• TASK OBJECTIVE: Return the whole listing unchanged. Drop the images.

• GIVEN RECORDS:

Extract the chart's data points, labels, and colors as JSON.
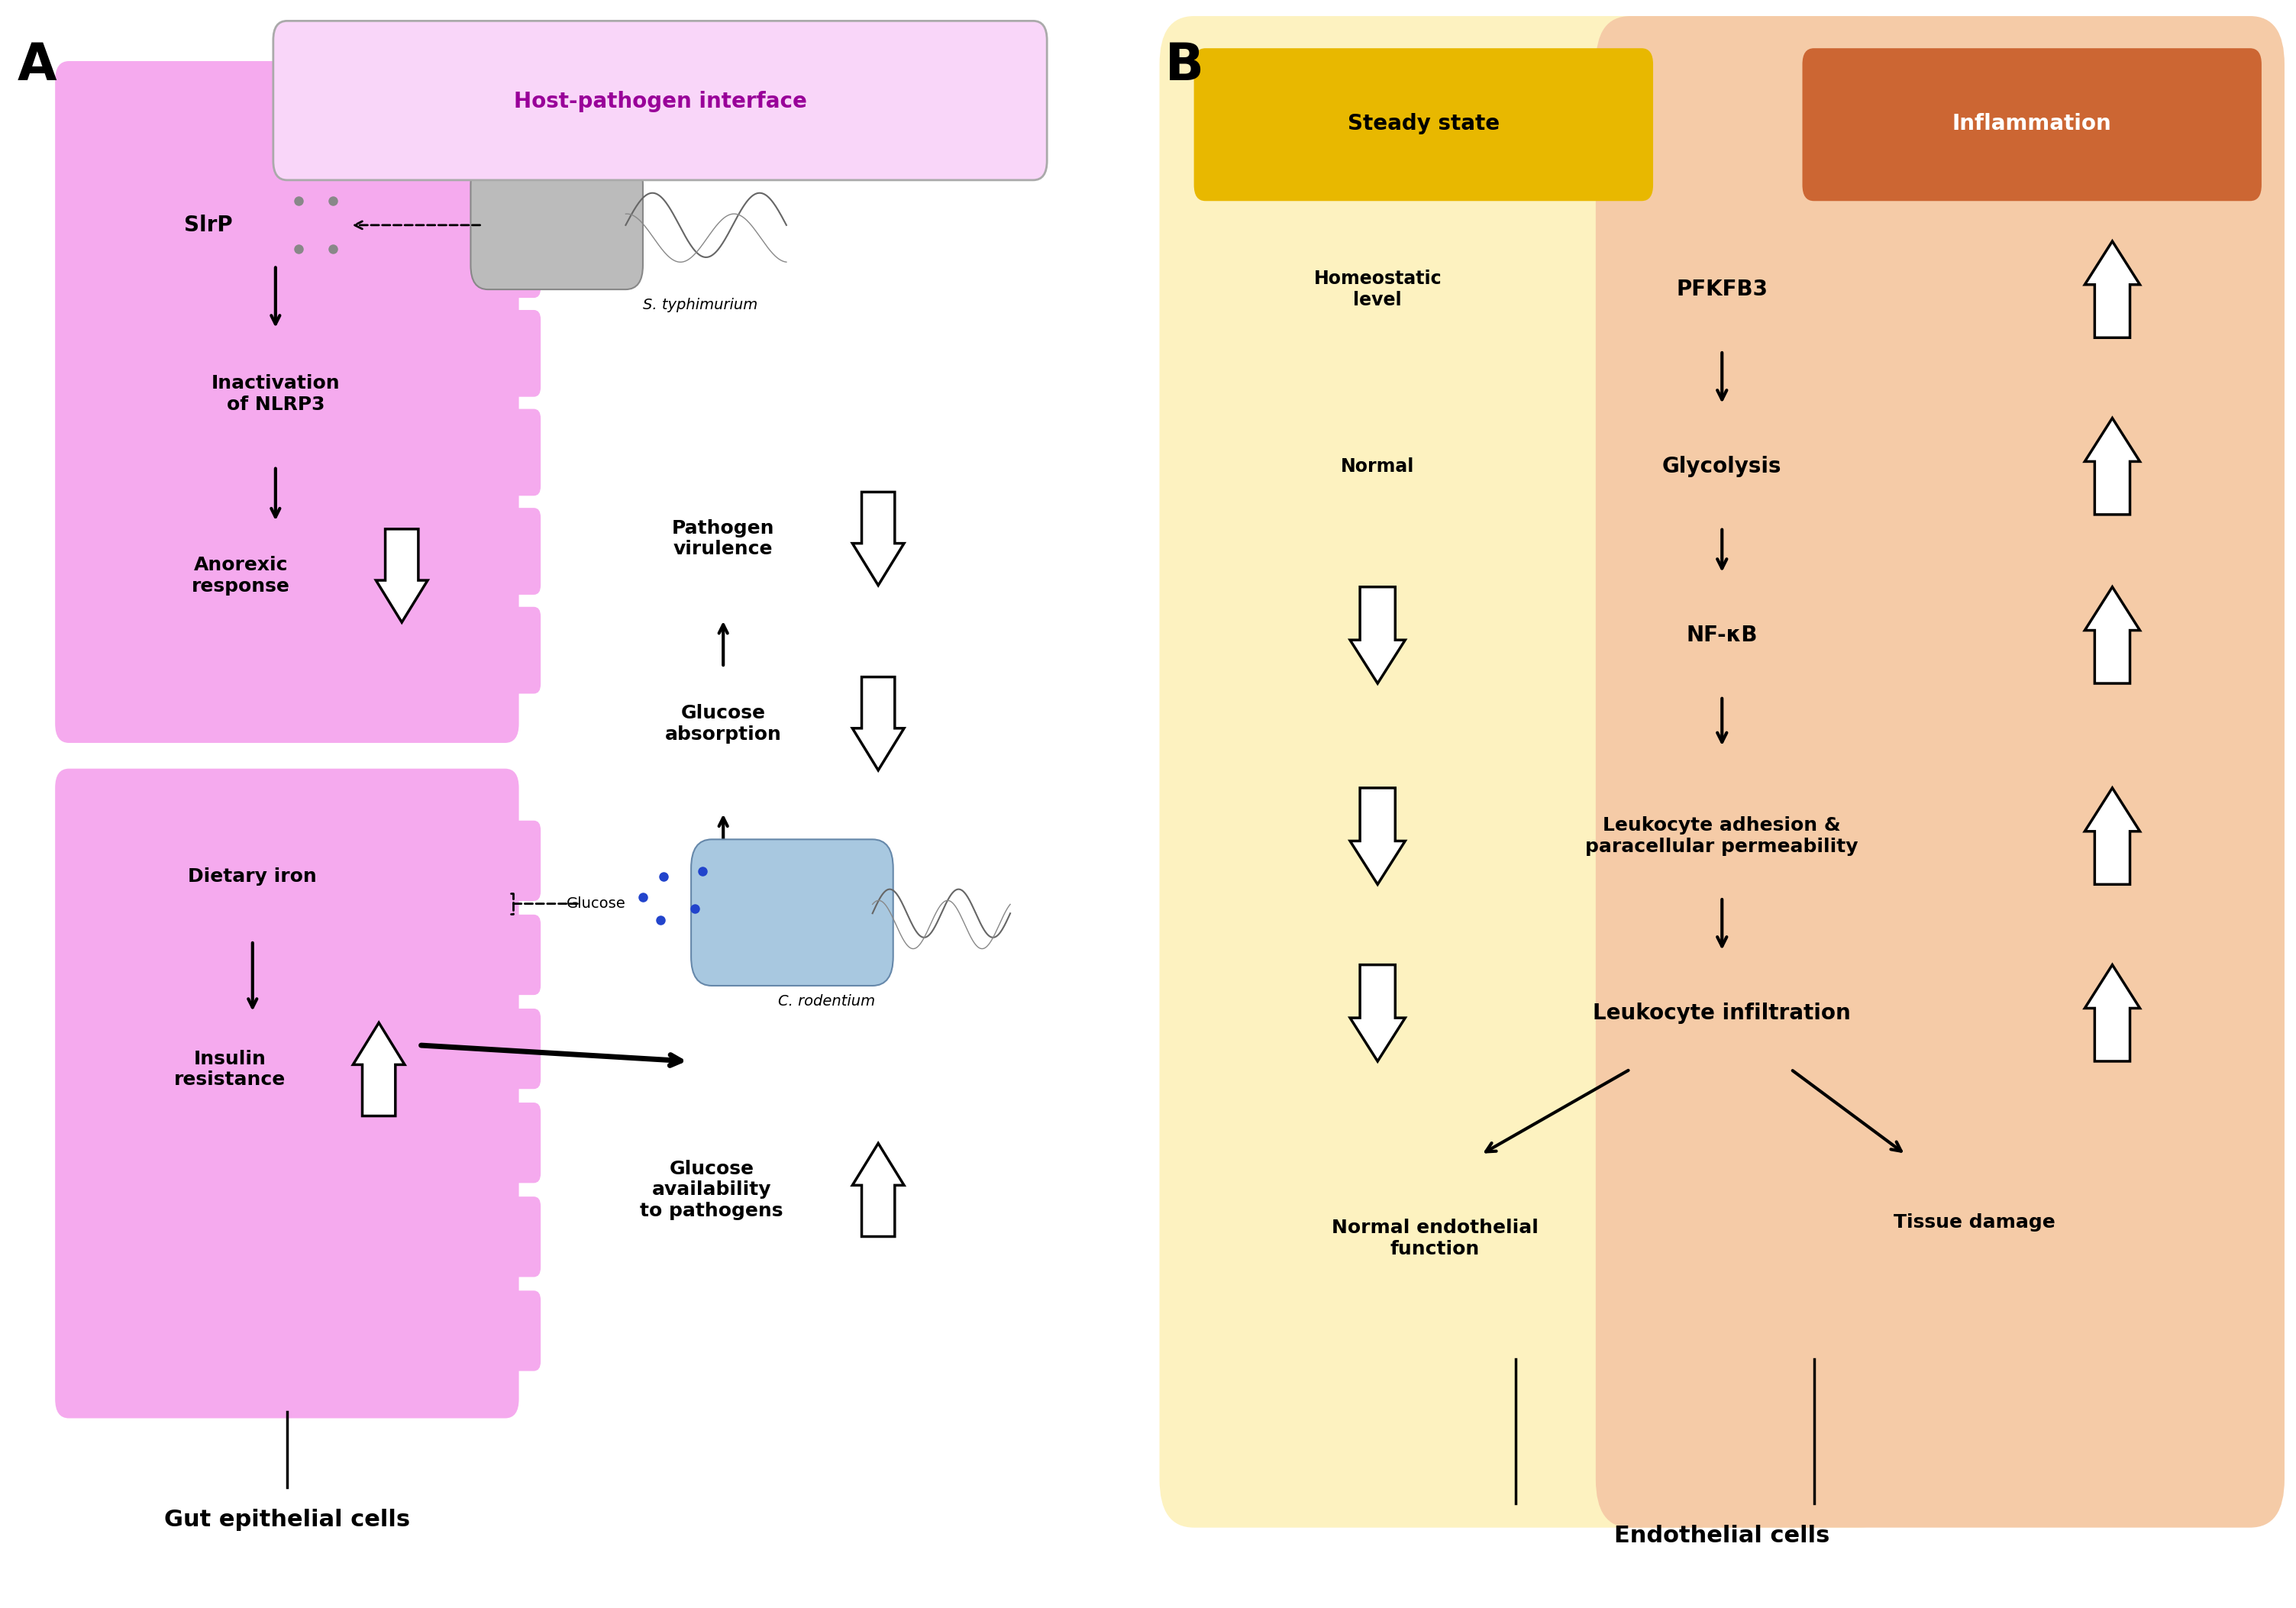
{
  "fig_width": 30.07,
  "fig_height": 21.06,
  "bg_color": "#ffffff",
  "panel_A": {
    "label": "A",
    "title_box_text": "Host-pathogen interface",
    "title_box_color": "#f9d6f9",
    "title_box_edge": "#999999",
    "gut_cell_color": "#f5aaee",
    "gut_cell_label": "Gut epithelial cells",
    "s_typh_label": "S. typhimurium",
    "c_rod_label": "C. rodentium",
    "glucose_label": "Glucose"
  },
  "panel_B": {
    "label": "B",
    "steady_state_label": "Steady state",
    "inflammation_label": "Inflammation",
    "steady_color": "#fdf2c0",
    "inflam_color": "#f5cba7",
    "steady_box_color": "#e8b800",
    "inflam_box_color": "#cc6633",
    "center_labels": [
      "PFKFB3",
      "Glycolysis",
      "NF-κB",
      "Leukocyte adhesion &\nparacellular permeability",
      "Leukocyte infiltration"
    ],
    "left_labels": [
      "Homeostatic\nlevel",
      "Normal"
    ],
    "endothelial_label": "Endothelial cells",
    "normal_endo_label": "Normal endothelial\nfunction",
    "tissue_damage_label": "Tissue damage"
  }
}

• FINISHED TASK:
Extract the chart's data points, labels, and colors as JSON.
{
  "fig_width": 30.07,
  "fig_height": 21.06,
  "bg_color": "#ffffff",
  "panel_A": {
    "label": "A",
    "title_box_text": "Host-pathogen interface",
    "title_box_color": "#f9d6f9",
    "title_box_edge": "#999999",
    "gut_cell_color": "#f5aaee",
    "gut_cell_label": "Gut epithelial cells",
    "s_typh_label": "S. typhimurium",
    "c_rod_label": "C. rodentium",
    "glucose_label": "Glucose"
  },
  "panel_B": {
    "label": "B",
    "steady_state_label": "Steady state",
    "inflammation_label": "Inflammation",
    "steady_color": "#fdf2c0",
    "inflam_color": "#f5cba7",
    "steady_box_color": "#e8b800",
    "inflam_box_color": "#cc6633",
    "center_labels": [
      "PFKFB3",
      "Glycolysis",
      "NF-κB",
      "Leukocyte adhesion &\nparacellular permeability",
      "Leukocyte infiltration"
    ],
    "left_labels": [
      "Homeostatic\nlevel",
      "Normal"
    ],
    "endothelial_label": "Endothelial cells",
    "normal_endo_label": "Normal endothelial\nfunction",
    "tissue_damage_label": "Tissue damage"
  }
}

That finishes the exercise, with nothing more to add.